Stated exercise » Look through the data below and count each line where the word "from" appears. Reply with the count alone.
# Start of Material
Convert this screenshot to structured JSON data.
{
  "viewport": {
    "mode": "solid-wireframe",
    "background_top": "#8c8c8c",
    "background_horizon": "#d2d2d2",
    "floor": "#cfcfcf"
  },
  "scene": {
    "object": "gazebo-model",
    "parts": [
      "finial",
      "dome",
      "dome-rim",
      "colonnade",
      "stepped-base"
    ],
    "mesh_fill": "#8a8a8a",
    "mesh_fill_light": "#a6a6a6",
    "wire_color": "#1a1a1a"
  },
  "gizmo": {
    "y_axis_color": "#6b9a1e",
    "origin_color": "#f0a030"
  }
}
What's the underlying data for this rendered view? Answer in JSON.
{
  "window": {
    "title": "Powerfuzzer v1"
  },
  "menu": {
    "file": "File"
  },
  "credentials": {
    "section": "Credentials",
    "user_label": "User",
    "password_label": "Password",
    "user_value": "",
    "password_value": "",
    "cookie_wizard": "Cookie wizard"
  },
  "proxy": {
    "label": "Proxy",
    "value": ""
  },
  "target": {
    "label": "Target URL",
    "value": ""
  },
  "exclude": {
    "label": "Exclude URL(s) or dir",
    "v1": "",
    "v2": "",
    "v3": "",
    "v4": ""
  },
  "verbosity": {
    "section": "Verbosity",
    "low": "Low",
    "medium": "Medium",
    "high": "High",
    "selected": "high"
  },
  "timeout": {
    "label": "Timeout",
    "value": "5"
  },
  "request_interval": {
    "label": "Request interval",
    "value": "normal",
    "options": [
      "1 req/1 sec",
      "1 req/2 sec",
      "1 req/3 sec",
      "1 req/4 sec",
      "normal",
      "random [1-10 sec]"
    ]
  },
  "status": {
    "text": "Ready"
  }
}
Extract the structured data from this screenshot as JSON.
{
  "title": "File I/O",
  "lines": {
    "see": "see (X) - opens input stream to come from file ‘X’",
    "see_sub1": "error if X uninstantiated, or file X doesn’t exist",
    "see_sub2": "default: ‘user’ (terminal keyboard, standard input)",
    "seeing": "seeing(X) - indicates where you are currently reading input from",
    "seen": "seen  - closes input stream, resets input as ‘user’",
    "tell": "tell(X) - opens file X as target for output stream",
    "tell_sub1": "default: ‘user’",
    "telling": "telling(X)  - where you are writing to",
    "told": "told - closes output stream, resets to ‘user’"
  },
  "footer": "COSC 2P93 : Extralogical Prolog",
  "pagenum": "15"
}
# End of Material
The completed task » 3